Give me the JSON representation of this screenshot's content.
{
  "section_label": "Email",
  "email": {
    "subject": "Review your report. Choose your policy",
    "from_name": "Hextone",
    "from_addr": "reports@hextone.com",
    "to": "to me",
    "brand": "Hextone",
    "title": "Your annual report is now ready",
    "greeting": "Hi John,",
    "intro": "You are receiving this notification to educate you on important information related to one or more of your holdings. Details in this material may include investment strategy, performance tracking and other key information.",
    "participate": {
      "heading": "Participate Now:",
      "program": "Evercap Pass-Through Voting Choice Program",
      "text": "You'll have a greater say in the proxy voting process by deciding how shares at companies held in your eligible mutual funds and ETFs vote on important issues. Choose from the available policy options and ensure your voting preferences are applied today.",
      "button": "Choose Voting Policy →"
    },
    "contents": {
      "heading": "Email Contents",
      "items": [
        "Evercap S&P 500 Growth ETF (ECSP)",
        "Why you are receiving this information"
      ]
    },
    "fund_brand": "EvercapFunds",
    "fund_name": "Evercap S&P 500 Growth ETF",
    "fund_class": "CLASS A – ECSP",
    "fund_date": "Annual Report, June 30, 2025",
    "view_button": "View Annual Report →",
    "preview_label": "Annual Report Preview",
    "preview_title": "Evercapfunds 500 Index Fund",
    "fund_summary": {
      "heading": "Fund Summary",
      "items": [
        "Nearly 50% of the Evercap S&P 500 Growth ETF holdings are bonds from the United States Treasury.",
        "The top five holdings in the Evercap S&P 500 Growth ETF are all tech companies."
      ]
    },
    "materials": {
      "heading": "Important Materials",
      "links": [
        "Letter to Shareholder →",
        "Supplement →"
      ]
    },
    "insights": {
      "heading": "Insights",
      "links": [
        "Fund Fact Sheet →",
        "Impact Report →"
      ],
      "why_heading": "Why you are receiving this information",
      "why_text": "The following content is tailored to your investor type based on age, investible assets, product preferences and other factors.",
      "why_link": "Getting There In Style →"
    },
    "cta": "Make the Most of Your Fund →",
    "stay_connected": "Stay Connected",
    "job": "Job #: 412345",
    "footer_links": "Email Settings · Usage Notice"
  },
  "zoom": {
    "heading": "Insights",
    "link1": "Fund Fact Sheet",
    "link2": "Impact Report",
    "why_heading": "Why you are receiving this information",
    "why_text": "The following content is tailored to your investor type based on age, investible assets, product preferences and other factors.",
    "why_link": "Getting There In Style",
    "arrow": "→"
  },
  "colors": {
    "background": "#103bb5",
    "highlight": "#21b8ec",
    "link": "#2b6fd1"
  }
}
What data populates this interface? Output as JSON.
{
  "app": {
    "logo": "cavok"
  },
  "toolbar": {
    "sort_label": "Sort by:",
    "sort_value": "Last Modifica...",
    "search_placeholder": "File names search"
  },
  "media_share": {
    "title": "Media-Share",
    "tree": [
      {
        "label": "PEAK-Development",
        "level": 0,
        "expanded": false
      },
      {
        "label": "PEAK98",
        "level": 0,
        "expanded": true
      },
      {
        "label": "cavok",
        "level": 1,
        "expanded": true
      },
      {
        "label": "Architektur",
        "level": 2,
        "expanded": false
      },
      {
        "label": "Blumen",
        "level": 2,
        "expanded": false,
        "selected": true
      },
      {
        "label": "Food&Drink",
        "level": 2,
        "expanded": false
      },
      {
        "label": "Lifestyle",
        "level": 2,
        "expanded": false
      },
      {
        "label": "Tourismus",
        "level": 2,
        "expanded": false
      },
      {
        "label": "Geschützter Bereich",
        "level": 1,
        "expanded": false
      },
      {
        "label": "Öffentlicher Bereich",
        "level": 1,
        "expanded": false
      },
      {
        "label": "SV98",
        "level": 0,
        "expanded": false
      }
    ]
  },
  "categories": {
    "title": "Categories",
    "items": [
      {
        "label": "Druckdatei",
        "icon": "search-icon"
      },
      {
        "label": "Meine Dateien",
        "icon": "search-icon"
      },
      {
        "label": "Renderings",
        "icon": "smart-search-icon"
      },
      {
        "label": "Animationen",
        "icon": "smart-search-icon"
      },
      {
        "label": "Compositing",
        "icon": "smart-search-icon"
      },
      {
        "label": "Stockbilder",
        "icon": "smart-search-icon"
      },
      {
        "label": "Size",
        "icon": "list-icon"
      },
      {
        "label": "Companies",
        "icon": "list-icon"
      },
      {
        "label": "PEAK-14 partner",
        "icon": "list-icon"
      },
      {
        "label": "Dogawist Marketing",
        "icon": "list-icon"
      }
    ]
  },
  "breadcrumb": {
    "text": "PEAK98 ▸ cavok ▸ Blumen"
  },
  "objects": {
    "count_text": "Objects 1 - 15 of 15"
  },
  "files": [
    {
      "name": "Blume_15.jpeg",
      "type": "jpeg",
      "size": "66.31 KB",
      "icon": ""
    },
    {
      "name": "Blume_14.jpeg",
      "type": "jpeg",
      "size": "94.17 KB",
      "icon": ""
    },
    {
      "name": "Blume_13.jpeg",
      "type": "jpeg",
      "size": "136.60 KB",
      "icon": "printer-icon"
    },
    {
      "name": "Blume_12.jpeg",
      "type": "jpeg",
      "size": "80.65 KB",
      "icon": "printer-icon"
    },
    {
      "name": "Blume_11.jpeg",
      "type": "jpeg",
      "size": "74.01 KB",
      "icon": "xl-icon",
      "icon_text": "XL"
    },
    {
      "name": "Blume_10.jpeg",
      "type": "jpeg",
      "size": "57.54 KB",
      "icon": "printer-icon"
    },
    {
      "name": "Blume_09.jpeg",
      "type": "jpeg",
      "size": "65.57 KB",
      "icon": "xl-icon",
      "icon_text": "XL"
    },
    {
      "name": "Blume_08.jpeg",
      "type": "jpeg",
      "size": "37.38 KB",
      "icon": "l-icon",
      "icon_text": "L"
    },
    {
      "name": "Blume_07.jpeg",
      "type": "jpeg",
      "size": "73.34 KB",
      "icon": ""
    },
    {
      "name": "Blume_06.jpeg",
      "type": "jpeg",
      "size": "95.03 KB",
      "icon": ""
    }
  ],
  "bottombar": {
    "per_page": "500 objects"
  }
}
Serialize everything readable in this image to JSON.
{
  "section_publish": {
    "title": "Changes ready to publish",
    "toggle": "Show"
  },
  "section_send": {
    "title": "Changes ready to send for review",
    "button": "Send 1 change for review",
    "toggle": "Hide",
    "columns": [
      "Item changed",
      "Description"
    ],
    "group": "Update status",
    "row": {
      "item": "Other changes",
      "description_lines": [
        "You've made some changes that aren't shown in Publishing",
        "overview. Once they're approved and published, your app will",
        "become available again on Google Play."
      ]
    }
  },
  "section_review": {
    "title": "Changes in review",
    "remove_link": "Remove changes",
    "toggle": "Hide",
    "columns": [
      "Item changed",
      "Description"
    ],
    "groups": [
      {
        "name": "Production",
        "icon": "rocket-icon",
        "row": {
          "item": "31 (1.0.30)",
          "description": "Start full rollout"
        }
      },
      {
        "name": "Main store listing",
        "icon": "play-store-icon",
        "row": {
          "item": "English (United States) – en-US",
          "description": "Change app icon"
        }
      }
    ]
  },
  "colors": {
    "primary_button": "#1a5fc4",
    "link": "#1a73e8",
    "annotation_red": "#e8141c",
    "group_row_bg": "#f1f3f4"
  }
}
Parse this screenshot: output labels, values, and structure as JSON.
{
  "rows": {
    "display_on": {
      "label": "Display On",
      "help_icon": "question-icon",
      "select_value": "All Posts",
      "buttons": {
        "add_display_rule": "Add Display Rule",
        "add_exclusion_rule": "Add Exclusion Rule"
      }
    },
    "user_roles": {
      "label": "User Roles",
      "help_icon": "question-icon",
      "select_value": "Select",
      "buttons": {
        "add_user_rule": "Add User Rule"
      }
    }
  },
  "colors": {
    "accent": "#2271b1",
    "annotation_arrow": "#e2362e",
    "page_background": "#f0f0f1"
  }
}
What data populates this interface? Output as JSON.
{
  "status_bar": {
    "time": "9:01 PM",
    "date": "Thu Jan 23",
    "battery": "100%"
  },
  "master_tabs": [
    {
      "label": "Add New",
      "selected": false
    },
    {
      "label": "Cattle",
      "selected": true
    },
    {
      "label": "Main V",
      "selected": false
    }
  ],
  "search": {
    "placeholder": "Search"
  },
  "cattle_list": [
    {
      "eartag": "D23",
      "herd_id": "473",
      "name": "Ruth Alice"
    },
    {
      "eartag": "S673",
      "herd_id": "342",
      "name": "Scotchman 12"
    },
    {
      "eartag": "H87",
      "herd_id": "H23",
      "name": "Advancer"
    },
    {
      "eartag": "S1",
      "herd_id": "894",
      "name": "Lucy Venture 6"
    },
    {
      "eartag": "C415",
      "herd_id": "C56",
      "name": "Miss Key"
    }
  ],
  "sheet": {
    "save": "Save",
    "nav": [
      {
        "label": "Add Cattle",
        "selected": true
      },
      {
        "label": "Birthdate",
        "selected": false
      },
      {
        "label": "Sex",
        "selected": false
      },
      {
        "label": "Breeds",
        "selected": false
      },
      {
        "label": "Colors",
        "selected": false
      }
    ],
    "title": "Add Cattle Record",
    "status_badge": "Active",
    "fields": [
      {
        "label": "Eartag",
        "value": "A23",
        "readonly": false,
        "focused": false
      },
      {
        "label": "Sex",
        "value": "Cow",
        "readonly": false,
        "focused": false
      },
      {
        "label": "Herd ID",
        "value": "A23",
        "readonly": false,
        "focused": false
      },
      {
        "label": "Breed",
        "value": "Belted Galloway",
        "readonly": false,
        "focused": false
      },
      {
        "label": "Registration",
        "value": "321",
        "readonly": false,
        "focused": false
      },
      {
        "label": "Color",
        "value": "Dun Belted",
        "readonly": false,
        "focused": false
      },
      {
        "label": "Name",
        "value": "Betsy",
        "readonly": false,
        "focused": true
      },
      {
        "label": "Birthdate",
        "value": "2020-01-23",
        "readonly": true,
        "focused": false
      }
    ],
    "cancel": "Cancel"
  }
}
* * * * * * * * *
■ **WHAT YOU HAVE TO DO**:
Look over the records above and copy each line that includes the string "investible".

■ **COMPLETE RESPONSE**:
      "why_text": "The following content is tailored to your investor type based on age, investible assets, product preferences and other factors.",
    "why_text": "The following content is tailored to your investor type based on age, investible assets, product preferences and other factors.",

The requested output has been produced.